DO THIS: Search the records that follow and extract every line containing the string "Государственной".

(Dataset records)
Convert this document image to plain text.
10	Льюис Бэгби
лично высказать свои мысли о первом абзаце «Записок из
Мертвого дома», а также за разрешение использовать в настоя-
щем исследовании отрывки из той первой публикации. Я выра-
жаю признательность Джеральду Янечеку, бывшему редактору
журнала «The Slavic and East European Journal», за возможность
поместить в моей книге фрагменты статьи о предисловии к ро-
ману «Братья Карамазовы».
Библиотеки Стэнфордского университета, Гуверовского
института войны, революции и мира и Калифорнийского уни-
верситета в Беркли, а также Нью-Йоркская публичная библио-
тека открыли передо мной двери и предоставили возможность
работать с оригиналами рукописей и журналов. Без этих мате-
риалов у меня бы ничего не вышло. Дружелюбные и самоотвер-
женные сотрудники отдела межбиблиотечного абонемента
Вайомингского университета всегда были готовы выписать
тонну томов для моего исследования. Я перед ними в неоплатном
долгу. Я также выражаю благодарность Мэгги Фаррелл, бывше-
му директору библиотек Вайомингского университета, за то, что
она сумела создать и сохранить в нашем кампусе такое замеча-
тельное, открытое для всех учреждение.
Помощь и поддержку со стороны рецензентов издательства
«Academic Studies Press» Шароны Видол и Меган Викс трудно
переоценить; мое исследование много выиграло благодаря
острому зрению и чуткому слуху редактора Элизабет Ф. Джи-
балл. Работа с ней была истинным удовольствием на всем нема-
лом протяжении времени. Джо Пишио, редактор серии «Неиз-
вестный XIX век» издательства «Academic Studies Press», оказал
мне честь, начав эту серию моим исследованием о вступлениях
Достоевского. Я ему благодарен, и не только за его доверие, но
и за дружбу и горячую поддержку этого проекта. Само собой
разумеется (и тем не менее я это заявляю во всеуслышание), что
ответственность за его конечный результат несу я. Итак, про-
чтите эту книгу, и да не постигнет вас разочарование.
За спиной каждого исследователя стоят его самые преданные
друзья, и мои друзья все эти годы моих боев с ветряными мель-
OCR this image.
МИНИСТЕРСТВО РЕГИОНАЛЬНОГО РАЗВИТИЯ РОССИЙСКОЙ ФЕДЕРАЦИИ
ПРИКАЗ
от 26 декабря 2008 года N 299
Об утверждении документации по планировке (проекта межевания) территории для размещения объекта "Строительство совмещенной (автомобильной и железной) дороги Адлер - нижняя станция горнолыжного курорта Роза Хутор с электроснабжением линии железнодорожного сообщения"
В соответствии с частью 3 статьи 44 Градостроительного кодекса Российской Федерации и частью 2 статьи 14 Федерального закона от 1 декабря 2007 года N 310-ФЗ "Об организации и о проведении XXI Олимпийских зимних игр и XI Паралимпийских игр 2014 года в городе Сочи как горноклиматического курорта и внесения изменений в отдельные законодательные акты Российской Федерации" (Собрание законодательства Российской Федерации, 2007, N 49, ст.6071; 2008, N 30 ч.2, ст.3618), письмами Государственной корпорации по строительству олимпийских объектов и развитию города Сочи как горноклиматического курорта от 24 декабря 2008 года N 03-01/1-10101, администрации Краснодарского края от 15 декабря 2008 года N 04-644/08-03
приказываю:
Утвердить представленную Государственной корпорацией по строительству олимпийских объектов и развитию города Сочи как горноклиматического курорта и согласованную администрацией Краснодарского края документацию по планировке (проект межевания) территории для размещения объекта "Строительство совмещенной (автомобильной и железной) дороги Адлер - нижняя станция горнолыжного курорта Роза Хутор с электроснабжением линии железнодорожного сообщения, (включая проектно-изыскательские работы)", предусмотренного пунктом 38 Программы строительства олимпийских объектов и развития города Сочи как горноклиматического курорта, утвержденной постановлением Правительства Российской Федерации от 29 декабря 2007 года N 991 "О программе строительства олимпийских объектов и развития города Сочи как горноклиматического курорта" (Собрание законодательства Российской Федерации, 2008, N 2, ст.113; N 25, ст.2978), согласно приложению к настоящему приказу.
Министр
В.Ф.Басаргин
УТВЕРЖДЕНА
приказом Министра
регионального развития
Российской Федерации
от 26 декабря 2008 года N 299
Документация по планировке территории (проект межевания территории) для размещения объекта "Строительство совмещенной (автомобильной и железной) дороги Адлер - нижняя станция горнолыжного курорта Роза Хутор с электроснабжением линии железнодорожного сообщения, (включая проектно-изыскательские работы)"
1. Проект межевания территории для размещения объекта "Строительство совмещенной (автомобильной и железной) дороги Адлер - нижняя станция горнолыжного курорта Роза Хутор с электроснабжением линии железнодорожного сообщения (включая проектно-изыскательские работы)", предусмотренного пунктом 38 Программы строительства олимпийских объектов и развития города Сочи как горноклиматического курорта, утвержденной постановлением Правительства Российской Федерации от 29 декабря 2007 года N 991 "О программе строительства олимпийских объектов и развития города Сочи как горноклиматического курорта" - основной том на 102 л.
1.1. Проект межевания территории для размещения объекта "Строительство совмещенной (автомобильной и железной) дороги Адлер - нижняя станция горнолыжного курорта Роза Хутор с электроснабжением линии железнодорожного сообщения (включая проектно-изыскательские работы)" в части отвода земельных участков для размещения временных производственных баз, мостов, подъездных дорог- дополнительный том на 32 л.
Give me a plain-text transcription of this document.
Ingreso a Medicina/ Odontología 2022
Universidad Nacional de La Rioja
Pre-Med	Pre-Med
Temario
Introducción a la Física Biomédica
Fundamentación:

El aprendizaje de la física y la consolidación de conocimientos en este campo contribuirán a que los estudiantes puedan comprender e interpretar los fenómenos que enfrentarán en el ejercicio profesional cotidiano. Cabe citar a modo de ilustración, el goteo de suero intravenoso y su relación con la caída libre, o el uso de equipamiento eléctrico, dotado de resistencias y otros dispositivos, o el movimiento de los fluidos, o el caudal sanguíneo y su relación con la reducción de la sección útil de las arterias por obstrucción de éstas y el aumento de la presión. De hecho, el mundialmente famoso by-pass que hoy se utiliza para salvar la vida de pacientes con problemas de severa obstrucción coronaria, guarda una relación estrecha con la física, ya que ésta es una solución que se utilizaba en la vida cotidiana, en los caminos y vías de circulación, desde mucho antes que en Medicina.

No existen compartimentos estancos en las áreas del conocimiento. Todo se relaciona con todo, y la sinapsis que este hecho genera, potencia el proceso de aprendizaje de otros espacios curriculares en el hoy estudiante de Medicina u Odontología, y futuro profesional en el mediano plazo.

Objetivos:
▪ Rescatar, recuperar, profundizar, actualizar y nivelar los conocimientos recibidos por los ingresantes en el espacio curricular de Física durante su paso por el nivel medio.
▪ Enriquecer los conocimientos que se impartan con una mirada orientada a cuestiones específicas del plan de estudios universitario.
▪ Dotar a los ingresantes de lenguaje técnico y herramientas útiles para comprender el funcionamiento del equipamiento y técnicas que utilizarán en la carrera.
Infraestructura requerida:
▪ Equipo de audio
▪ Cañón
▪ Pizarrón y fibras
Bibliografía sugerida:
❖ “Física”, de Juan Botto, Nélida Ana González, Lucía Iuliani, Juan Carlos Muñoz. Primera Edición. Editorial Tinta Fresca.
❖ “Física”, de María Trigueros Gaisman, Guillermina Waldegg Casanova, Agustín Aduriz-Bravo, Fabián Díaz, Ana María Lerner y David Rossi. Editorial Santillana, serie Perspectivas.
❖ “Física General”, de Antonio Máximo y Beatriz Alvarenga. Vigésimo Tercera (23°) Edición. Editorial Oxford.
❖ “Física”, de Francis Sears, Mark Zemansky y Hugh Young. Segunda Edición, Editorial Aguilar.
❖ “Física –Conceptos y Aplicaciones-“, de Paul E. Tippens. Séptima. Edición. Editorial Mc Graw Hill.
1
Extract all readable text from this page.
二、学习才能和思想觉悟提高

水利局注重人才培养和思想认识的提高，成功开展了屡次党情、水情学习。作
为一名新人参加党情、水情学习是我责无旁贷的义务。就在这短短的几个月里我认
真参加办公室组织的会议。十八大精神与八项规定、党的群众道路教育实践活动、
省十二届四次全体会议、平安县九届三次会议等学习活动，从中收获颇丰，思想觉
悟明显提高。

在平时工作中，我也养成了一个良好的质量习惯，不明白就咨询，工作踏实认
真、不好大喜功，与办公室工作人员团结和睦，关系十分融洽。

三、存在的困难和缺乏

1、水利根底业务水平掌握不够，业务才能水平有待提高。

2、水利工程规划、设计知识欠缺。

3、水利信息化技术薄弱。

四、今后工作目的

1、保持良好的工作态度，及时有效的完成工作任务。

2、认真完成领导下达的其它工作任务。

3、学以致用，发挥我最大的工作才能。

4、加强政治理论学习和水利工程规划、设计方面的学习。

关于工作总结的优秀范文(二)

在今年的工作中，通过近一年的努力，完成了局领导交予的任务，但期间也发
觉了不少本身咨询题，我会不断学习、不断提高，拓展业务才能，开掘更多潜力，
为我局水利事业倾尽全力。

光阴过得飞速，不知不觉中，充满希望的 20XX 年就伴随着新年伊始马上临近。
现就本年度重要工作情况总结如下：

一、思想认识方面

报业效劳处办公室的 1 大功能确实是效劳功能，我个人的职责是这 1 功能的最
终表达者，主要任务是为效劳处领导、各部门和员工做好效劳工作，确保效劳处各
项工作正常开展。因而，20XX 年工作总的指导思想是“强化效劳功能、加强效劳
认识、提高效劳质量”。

COMPLETED EXERCISE:
В соответствии с частью 3 статьи 44 Градостроительного кодекса Российской Федерации и частью 2 статьи 14 Федерального закона от 1 декабря 2007 года N 310-ФЗ "Об организации и о проведении XXI Олимпийских зимних игр и XI Паралимпийских игр 2014 года в городе Сочи как горноклиматического курорта и внесения изменений в отдельные законодательные акты Российской Федерации" (Собрание законодательства Российской Федерации, 2007, N 49, ст.6071; 2008, N 30 ч.2, ст.3618), письмами Государственной корпорации по строительству олимпийских объектов и развитию города Сочи как горноклиматического курорта от 24 декабря 2008 года N 03-01/1-10101, администрации Краснодарского края от 15 декабря 2008 года N 04-644/08-03
Утвердить представленную Государственной корпорацией по строительству олимпийских объектов и развитию города Сочи как горноклиматического курорта и согласованную администрацией Краснодарского края документацию по планировке (проект межевания) территории для размещения объекта "Строительство совмещенной (автомобильной и железной) дороги Адлер - нижняя станция горнолыжного курорта Роза Хутор с электроснабжением линии железнодорожного сообщения, (включая проектно-изыскательские работы)", предусмотренного пунктом 38 Программы строительства олимпийских объектов и развития города Сочи как горноклиматического курорта, утвержденной постановлением Правительства Российской Федерации от 29 декабря 2007 года N 991 "О программе строительства олимпийских объектов и развития города Сочи как горноклиматического курорта" (Собрание законодательства Российской Федерации, 2008, N 2, ст.113; N 25, ст.2978), согласно приложению к настоящему приказу.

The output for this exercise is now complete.